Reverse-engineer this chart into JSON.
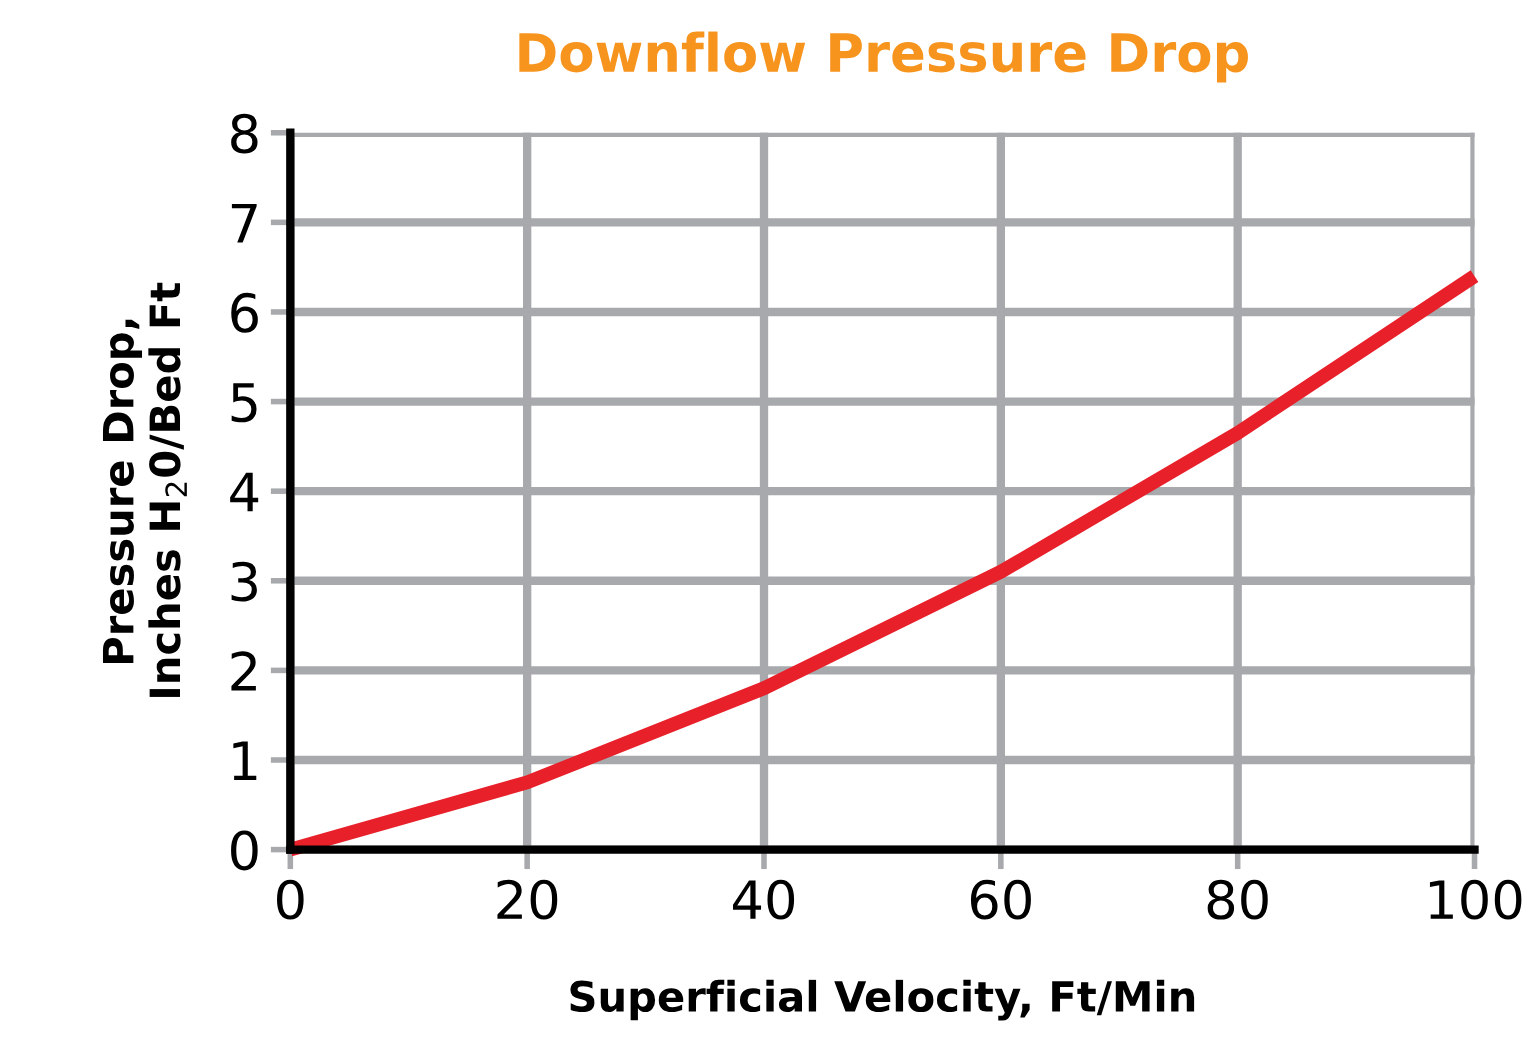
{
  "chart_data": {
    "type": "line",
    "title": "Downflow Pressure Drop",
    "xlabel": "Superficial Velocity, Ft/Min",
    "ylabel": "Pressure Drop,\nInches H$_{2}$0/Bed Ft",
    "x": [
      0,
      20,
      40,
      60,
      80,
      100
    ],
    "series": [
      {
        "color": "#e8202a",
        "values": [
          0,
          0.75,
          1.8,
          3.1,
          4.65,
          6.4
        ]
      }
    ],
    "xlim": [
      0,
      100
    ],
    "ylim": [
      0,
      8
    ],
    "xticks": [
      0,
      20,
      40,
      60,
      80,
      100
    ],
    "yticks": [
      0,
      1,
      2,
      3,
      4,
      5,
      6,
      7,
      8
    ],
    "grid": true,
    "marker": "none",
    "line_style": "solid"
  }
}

__________

*SHORT EXERCISE:* Copy the data character for character, but drop all pictures from the copy.

*EXERCISE OUTPUT:*
Reverse-engineer this chart into JSON.
{
  "chart_data": {
    "type": "line",
    "title": "Downflow Pressure Drop",
    "xlabel": "Superficial Velocity, Ft/Min",
    "ylabel": "Pressure Drop,\nInches H$_{2}$0/Bed Ft",
    "x": [
      0,
      20,
      40,
      60,
      80,
      100
    ],
    "series": [
      {
        "color": "#e8202a",
        "values": [
          0,
          0.75,
          1.8,
          3.1,
          4.65,
          6.4
        ]
      }
    ],
    "xlim": [
      0,
      100
    ],
    "ylim": [
      0,
      8
    ],
    "xticks": [
      0,
      20,
      40,
      60,
      80,
      100
    ],
    "yticks": [
      0,
      1,
      2,
      3,
      4,
      5,
      6,
      7,
      8
    ],
    "grid": true,
    "marker": "none",
    "line_style": "solid"
  }
}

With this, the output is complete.